__Task to complete__. Every entry should be repeated exactly. Omit the pictures.

--- START Input data ---

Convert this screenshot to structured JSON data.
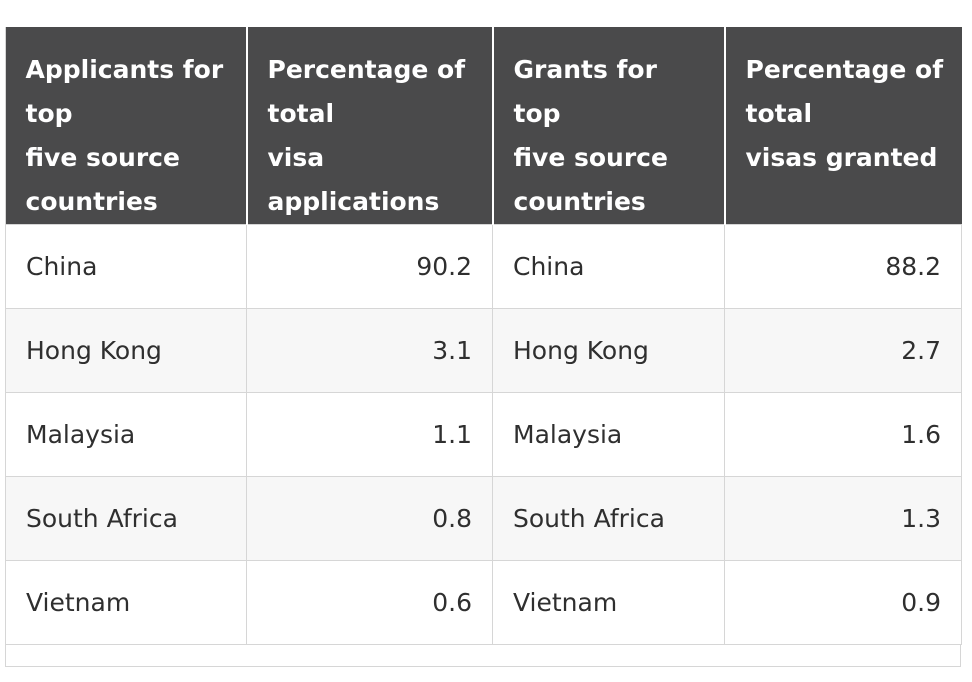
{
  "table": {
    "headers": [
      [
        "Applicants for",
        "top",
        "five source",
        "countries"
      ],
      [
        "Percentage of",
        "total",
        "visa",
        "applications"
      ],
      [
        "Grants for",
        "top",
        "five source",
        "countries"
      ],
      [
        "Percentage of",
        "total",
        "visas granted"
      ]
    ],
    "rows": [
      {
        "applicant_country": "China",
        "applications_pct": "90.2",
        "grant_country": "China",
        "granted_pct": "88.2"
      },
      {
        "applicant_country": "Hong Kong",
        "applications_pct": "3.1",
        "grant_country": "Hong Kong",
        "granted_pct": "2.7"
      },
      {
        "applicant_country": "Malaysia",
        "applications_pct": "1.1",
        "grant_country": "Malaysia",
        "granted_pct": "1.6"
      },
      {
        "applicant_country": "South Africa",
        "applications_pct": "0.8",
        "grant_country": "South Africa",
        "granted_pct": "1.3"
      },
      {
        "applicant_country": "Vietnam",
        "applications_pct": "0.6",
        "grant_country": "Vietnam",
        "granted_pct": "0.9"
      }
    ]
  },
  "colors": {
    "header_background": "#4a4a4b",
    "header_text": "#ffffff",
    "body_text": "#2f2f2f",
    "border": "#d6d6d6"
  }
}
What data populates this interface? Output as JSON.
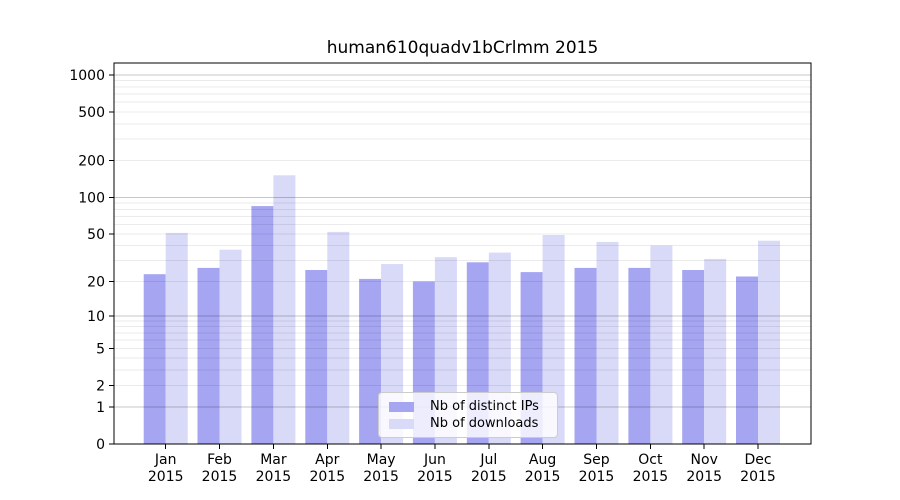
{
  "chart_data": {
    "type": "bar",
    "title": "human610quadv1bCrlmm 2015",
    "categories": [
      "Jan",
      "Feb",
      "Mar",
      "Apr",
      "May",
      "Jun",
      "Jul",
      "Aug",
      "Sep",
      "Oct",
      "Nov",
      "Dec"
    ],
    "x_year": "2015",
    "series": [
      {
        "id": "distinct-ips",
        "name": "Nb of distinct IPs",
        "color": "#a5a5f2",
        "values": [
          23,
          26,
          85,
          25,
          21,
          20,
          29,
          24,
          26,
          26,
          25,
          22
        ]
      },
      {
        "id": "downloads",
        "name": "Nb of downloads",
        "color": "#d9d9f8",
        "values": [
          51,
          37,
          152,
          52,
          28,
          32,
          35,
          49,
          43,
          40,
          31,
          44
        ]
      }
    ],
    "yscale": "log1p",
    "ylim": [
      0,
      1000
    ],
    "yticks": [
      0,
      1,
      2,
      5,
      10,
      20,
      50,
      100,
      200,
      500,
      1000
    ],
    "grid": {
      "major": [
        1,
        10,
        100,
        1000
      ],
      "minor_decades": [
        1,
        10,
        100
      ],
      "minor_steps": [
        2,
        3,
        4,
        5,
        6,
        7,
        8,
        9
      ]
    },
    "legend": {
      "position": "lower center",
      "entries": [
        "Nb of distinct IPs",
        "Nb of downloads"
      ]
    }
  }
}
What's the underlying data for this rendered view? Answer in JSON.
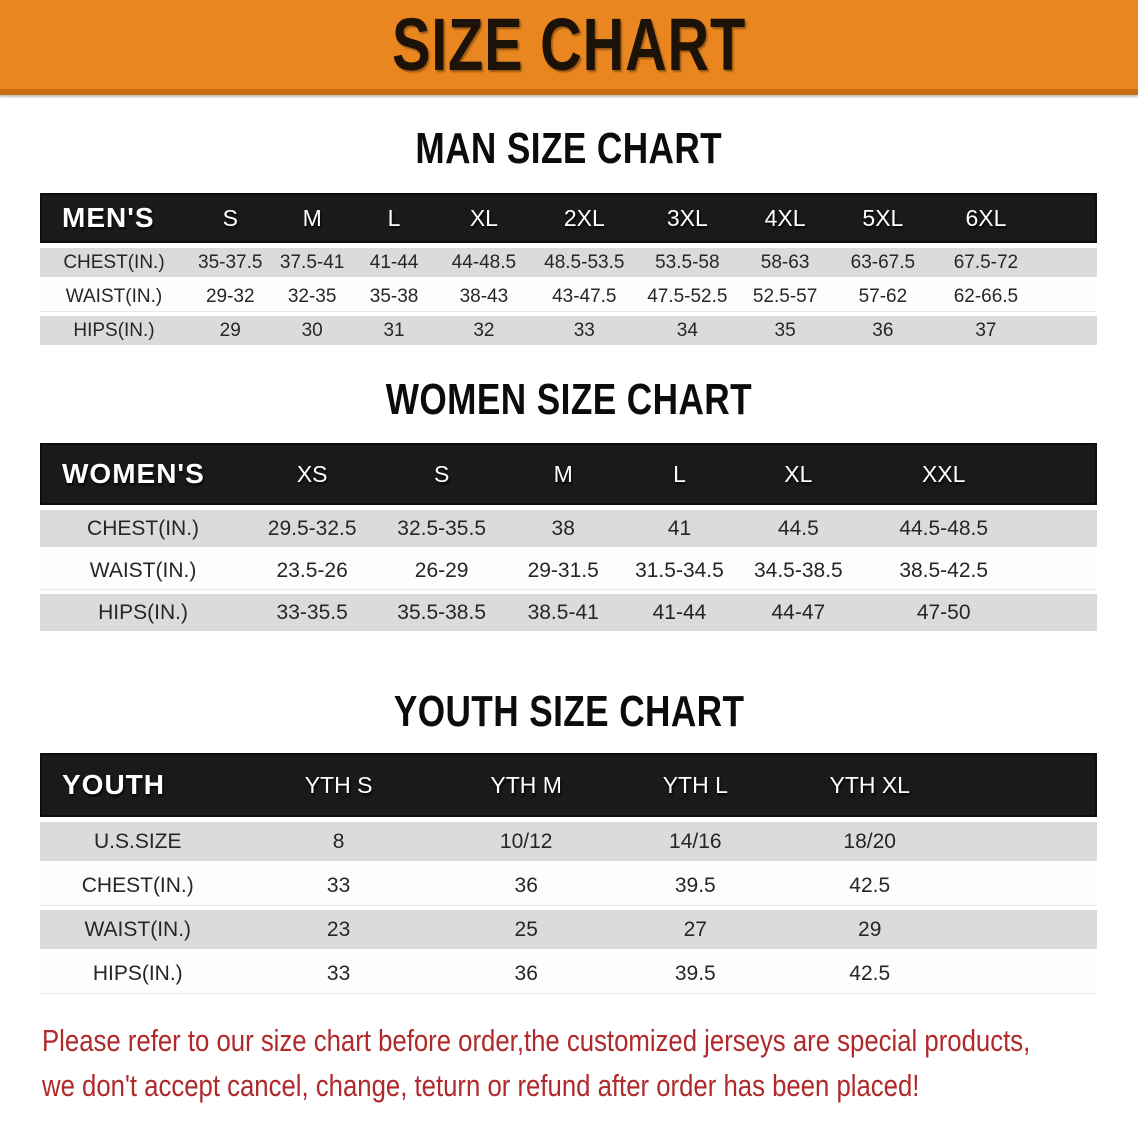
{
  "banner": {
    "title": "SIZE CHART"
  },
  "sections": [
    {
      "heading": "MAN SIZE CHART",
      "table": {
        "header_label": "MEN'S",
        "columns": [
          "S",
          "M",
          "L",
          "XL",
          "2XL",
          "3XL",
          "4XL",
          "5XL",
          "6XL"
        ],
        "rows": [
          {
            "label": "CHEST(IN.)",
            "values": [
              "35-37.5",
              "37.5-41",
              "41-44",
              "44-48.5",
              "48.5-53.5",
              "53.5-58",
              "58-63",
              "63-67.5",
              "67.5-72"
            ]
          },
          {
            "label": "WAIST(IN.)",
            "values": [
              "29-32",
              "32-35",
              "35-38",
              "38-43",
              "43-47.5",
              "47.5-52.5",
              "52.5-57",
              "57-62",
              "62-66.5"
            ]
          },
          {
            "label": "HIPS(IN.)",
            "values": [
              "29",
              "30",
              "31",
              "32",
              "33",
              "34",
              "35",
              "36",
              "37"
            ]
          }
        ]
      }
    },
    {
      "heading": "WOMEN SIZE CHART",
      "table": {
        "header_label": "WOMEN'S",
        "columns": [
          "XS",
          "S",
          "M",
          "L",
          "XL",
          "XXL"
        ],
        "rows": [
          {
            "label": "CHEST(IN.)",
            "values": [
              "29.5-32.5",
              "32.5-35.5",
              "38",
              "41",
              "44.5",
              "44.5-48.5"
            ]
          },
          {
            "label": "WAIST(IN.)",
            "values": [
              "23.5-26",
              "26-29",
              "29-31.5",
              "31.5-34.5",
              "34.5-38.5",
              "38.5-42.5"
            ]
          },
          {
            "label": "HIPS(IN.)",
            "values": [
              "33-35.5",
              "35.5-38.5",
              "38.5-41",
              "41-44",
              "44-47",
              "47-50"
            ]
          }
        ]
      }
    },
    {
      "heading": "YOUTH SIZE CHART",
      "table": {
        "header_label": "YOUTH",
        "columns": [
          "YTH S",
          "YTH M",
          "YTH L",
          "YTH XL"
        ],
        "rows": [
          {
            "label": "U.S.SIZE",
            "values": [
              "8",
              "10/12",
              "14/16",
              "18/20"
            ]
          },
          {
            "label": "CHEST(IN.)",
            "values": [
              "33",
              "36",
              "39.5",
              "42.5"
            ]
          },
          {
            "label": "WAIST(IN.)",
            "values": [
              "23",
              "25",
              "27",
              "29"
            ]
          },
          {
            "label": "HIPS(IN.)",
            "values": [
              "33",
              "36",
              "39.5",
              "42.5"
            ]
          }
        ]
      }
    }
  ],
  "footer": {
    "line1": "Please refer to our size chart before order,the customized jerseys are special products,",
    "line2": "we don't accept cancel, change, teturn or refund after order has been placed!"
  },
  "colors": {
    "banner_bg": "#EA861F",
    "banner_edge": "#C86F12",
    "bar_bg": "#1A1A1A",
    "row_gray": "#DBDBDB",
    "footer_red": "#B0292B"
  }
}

--- END Input data ---

__Written reply__.
Convert this screenshot to structured JSON data.
{
  "table": {
    "headers": [
      [
        "Applicants for",
        "top",
        "five source",
        "countries"
      ],
      [
        "Percentage of",
        "total",
        "visa",
        "applications"
      ],
      [
        "Grants for",
        "top",
        "five source",
        "countries"
      ],
      [
        "Percentage of",
        "total",
        "visas granted"
      ]
    ],
    "rows": [
      {
        "applicant_country": "China",
        "applications_pct": "90.2",
        "grant_country": "China",
        "granted_pct": "88.2"
      },
      {
        "applicant_country": "Hong Kong",
        "applications_pct": "3.1",
        "grant_country": "Hong Kong",
        "granted_pct": "2.7"
      },
      {
        "applicant_country": "Malaysia",
        "applications_pct": "1.1",
        "grant_country": "Malaysia",
        "granted_pct": "1.6"
      },
      {
        "applicant_country": "South Africa",
        "applications_pct": "0.8",
        "grant_country": "South Africa",
        "granted_pct": "1.3"
      },
      {
        "applicant_country": "Vietnam",
        "applications_pct": "0.6",
        "grant_country": "Vietnam",
        "granted_pct": "0.9"
      }
    ]
  },
  "colors": {
    "header_background": "#4a4a4b",
    "header_text": "#ffffff",
    "body_text": "#2f2f2f",
    "border": "#d6d6d6"
  }
}
What data populates this interface? Output as JSON.
{
  "chart_data": {
    "type": "bar",
    "title": "human610quadv1bCrlmm 2015",
    "categories": [
      "Jan",
      "Feb",
      "Mar",
      "Apr",
      "May",
      "Jun",
      "Jul",
      "Aug",
      "Sep",
      "Oct",
      "Nov",
      "Dec"
    ],
    "x_year": "2015",
    "series": [
      {
        "id": "distinct-ips",
        "name": "Nb of distinct IPs",
        "color": "#a5a5f2",
        "values": [
          23,
          26,
          85,
          25,
          21,
          20,
          29,
          24,
          26,
          26,
          25,
          22
        ]
      },
      {
        "id": "downloads",
        "name": "Nb of downloads",
        "color": "#d9d9f8",
        "values": [
          51,
          37,
          152,
          52,
          28,
          32,
          35,
          49,
          43,
          40,
          31,
          44
        ]
      }
    ],
    "yscale": "log1p",
    "ylim": [
      0,
      1000
    ],
    "yticks": [
      0,
      1,
      2,
      5,
      10,
      20,
      50,
      100,
      200,
      500,
      1000
    ],
    "grid": {
      "major": [
        1,
        10,
        100,
        1000
      ],
      "minor_decades": [
        1,
        10,
        100
      ],
      "minor_steps": [
        2,
        3,
        4,
        5,
        6,
        7,
        8,
        9
      ]
    },
    "legend": {
      "position": "lower center",
      "entries": [
        "Nb of distinct IPs",
        "Nb of downloads"
      ]
    }
  }
}
What's the underlying data for this rendered view? Answer in JSON.
{
  "banner": {
    "title": "SIZE CHART"
  },
  "sections": [
    {
      "heading": "MAN SIZE CHART",
      "table": {
        "header_label": "MEN'S",
        "columns": [
          "S",
          "M",
          "L",
          "XL",
          "2XL",
          "3XL",
          "4XL",
          "5XL",
          "6XL"
        ],
        "rows": [
          {
            "label": "CHEST(IN.)",
            "values": [
              "35-37.5",
              "37.5-41",
              "41-44",
              "44-48.5",
              "48.5-53.5",
              "53.5-58",
              "58-63",
              "63-67.5",
              "67.5-72"
            ]
          },
          {
            "label": "WAIST(IN.)",
            "values": [
              "29-32",
              "32-35",
              "35-38",
              "38-43",
              "43-47.5",
              "47.5-52.5",
              "52.5-57",
              "57-62",
              "62-66.5"
            ]
          },
          {
            "label": "HIPS(IN.)",
            "values": [
              "29",
              "30",
              "31",
              "32",
              "33",
              "34",
              "35",
              "36",
              "37"
            ]
          }
        ]
      }
    },
    {
      "heading": "WOMEN SIZE CHART",
      "table": {
        "header_label": "WOMEN'S",
        "columns": [
          "XS",
          "S",
          "M",
          "L",
          "XL",
          "XXL"
        ],
        "rows": [
          {
            "label": "CHEST(IN.)",
            "values": [
              "29.5-32.5",
              "32.5-35.5",
              "38",
              "41",
              "44.5",
              "44.5-48.5"
            ]
          },
          {
            "label": "WAIST(IN.)",
            "values": [
              "23.5-26",
              "26-29",
              "29-31.5",
              "31.5-34.5",
              "34.5-38.5",
              "38.5-42.5"
            ]
          },
          {
            "label": "HIPS(IN.)",
            "values": [
              "33-35.5",
              "35.5-38.5",
              "38.5-41",
              "41-44",
              "44-47",
              "47-50"
            ]
          }
        ]
      }
    },
    {
      "heading": "YOUTH SIZE CHART",
      "table": {
        "header_label": "YOUTH",
        "columns": [
          "YTH S",
          "YTH M",
          "YTH L",
          "YTH XL"
        ],
        "rows": [
          {
            "label": "U.S.SIZE",
            "values": [
              "8",
              "10/12",
              "14/16",
              "18/20"
            ]
          },
          {
            "label": "CHEST(IN.)",
            "values": [
              "33",
              "36",
              "39.5",
              "42.5"
            ]
          },
          {
            "label": "WAIST(IN.)",
            "values": [
              "23",
              "25",
              "27",
              "29"
            ]
          },
          {
            "label": "HIPS(IN.)",
            "values": [
              "33",
              "36",
              "39.5",
              "42.5"
            ]
          }
        ]
      }
    }
  ],
  "footer": {
    "line1": "Please refer to our size chart before order,the customized jerseys are special products,",
    "line2": "we don't accept cancel, change, teturn or refund after order has been placed!"
  },
  "colors": {
    "banner_bg": "#EA861F",
    "banner_edge": "#C86F12",
    "bar_bg": "#1A1A1A",
    "row_gray": "#DBDBDB",
    "footer_red": "#B0292B"
  }
}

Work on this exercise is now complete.